[start]
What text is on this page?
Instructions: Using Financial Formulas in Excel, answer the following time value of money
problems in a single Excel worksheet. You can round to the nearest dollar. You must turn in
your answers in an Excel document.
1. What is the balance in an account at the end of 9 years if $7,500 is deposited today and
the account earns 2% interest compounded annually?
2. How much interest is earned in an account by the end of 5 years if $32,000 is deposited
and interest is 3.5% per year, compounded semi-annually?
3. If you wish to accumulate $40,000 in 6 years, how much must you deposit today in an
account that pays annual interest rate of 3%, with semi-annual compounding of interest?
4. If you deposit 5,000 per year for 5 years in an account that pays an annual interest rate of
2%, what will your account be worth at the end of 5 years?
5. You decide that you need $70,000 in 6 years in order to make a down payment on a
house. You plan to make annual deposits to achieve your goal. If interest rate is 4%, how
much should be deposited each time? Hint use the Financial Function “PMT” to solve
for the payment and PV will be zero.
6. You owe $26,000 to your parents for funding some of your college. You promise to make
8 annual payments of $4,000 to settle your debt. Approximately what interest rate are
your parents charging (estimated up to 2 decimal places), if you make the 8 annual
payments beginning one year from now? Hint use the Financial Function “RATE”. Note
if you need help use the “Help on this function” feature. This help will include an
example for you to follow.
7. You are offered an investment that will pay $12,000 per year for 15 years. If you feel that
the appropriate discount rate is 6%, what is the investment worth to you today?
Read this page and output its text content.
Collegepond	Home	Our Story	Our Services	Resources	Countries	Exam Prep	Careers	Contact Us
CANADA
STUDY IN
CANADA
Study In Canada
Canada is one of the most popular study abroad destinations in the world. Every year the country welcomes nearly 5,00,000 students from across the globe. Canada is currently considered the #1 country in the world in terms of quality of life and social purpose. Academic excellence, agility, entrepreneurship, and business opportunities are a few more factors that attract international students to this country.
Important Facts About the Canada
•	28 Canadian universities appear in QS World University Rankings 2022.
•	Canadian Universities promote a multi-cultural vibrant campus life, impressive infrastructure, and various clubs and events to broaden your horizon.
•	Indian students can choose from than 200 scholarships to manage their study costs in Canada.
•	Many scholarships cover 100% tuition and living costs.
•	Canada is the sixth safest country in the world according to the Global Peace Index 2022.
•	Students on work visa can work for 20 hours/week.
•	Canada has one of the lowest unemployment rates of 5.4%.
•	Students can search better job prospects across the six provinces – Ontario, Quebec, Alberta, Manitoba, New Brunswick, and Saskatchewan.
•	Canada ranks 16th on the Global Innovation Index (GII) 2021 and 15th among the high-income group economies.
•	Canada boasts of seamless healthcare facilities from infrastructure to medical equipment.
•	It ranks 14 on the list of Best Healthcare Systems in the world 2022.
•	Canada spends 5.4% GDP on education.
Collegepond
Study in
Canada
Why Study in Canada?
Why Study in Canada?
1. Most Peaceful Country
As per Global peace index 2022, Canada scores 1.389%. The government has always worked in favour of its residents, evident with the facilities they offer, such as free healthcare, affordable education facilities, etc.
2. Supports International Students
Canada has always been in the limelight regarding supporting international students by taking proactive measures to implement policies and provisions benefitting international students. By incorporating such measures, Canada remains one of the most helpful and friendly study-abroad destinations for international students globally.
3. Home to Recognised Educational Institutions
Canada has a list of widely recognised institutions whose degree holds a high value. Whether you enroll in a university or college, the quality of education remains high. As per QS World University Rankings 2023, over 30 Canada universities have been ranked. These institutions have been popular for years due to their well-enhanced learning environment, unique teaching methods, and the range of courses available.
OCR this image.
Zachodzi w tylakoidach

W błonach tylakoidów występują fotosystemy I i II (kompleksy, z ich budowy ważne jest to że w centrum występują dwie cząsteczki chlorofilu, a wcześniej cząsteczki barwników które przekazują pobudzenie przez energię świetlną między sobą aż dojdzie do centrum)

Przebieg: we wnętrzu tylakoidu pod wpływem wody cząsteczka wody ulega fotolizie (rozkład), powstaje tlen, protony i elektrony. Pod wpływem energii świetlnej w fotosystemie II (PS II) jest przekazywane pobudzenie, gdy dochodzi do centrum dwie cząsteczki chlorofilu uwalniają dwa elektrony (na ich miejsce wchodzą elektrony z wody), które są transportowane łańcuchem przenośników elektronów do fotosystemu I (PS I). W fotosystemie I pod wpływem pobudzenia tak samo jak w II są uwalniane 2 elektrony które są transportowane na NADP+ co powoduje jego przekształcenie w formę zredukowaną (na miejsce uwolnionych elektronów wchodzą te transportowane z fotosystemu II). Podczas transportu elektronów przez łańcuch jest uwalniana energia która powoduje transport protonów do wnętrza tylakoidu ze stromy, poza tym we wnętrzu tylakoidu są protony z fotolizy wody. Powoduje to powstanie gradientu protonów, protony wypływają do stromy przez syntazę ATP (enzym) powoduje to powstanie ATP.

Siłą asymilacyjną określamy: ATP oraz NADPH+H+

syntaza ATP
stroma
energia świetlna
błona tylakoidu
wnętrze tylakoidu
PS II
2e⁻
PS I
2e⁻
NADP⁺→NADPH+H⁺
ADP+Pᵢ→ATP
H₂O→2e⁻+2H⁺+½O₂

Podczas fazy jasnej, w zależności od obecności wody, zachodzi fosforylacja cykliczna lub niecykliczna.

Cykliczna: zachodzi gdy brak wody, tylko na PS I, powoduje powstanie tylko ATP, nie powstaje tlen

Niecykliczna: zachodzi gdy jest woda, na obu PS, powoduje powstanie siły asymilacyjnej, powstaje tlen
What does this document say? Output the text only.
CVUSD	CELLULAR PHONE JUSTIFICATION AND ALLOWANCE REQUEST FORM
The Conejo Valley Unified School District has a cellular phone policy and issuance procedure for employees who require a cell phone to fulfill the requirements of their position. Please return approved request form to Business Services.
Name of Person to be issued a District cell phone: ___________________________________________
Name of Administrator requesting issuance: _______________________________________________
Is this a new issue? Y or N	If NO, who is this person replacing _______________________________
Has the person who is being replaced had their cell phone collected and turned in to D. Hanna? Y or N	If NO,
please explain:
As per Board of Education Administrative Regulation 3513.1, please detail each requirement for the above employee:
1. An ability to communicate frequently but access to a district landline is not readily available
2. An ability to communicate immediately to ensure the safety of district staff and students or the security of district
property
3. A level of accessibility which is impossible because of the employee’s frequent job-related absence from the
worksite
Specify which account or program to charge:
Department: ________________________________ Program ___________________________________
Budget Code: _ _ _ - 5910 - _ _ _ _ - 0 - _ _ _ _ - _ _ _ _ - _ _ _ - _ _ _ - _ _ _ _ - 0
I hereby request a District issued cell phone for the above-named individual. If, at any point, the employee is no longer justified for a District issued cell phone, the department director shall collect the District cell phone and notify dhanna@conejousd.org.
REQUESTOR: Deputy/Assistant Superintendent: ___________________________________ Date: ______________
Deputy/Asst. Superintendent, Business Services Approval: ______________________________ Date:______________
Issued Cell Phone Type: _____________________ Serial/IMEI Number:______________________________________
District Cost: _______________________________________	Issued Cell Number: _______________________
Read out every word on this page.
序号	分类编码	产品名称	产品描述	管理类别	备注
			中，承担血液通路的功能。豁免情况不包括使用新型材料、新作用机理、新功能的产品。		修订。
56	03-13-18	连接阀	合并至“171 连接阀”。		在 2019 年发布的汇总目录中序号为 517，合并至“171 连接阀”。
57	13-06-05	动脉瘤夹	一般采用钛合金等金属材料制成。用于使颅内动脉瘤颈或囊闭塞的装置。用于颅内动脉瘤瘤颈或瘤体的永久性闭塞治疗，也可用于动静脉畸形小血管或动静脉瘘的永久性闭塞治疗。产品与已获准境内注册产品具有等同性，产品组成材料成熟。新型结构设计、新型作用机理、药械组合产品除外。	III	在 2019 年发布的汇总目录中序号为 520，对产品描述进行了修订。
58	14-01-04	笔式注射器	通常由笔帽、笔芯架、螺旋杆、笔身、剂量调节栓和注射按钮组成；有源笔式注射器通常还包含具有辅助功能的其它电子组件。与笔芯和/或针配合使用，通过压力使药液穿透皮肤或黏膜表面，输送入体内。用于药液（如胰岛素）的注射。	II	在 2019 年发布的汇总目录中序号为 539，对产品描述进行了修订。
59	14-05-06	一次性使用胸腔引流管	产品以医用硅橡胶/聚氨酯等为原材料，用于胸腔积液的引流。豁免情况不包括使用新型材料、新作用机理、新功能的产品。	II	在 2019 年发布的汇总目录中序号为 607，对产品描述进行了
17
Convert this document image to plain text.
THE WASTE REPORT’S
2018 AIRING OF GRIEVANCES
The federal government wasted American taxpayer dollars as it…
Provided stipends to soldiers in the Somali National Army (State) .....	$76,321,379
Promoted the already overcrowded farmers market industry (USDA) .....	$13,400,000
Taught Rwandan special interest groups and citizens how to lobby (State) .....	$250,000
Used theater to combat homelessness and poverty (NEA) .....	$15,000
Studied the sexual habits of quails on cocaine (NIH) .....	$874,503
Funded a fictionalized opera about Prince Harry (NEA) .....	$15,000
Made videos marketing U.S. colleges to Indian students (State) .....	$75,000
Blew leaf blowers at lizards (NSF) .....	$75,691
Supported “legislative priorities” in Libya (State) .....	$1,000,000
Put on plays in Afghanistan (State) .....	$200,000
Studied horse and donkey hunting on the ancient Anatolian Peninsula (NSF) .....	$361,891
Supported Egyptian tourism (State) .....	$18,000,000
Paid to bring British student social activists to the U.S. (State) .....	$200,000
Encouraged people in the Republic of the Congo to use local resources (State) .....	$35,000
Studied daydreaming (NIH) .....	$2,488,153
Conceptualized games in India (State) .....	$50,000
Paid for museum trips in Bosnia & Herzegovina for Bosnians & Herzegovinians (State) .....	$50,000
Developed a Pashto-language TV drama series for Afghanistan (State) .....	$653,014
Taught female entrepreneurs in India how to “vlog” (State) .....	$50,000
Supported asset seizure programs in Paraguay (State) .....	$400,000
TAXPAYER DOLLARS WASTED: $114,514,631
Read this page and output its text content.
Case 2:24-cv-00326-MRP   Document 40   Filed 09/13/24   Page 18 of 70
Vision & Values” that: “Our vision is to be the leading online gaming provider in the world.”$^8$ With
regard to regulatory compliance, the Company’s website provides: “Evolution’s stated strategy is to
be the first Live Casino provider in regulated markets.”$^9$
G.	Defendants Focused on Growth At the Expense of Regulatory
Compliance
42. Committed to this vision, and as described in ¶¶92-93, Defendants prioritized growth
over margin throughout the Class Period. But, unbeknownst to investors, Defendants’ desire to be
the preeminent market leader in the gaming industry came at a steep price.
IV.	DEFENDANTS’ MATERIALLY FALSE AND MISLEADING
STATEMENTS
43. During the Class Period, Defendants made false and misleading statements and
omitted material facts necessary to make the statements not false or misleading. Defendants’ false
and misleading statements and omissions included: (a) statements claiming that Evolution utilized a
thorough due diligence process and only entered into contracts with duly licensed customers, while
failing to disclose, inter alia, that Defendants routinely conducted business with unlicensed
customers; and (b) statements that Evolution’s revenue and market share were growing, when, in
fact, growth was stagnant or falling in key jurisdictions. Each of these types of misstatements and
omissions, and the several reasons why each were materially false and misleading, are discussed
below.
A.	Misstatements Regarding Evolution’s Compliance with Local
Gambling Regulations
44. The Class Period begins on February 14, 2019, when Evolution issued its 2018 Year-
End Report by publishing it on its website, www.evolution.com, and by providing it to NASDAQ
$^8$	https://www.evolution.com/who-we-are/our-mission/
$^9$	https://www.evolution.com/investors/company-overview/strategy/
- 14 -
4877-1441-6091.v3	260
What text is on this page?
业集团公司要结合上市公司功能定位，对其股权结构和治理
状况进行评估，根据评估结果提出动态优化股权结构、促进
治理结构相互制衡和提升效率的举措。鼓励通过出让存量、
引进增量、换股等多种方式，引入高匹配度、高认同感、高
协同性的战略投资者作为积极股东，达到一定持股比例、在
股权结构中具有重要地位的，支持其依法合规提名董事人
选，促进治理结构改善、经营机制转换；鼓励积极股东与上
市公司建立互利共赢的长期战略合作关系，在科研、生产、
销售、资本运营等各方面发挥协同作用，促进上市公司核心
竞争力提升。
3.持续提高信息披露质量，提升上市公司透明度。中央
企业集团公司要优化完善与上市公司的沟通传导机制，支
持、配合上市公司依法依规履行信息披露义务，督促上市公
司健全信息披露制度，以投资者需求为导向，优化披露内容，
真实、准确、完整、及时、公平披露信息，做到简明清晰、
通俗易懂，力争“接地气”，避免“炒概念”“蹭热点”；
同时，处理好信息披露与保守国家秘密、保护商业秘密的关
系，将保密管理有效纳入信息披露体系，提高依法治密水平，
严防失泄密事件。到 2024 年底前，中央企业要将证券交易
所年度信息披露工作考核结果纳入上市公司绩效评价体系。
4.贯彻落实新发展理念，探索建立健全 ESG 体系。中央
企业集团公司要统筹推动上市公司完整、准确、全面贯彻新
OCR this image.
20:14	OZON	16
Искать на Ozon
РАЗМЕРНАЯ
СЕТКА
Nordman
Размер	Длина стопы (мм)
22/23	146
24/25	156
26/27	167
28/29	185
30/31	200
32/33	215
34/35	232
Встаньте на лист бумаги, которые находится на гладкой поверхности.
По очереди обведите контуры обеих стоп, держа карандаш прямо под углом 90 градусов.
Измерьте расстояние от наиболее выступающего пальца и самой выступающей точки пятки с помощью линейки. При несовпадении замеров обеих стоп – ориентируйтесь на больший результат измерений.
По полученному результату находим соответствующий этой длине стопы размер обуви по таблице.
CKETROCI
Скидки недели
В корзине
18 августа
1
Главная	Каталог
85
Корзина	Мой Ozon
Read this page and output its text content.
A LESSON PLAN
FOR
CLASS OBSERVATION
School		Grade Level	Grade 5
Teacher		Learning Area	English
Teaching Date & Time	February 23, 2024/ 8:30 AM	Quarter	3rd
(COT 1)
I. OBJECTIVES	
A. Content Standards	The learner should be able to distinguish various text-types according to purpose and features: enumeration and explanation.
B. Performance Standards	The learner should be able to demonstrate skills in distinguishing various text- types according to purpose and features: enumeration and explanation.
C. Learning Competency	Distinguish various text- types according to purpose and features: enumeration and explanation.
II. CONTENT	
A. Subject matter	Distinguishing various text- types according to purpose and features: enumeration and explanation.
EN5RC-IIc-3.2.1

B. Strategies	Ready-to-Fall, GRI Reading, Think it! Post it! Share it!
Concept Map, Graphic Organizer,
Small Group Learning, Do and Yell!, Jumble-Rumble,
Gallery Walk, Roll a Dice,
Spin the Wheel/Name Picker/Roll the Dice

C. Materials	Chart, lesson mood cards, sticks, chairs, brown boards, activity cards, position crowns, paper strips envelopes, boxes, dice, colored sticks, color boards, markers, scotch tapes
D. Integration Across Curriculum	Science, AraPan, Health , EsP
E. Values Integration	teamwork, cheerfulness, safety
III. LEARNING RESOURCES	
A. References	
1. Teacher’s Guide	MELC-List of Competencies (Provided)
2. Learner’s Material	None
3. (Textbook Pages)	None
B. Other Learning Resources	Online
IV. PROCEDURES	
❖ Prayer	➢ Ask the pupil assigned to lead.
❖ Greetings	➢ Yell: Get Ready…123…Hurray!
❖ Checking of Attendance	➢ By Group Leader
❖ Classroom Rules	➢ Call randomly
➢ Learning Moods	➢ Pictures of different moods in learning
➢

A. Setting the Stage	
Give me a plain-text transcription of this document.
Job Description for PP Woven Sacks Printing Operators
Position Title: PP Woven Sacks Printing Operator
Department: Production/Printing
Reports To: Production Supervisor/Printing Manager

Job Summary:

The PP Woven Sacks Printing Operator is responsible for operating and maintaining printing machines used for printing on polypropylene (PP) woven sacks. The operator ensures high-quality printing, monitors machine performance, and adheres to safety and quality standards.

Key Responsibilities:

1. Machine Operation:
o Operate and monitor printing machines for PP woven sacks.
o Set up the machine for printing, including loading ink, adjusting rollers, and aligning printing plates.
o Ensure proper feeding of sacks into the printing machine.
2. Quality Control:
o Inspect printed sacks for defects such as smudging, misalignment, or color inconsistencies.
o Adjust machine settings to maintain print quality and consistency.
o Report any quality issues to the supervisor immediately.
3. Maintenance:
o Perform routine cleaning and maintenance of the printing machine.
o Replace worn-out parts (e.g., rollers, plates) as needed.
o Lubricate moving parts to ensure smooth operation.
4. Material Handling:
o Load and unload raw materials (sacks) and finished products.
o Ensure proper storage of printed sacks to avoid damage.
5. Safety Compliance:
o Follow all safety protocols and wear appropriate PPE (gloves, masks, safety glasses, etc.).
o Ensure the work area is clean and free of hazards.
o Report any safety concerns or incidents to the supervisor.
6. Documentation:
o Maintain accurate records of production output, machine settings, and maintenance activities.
[end]
AIM: Write the number of lines containing the word "website" and nothing besides it.

WRITTEN SOLUTION: 2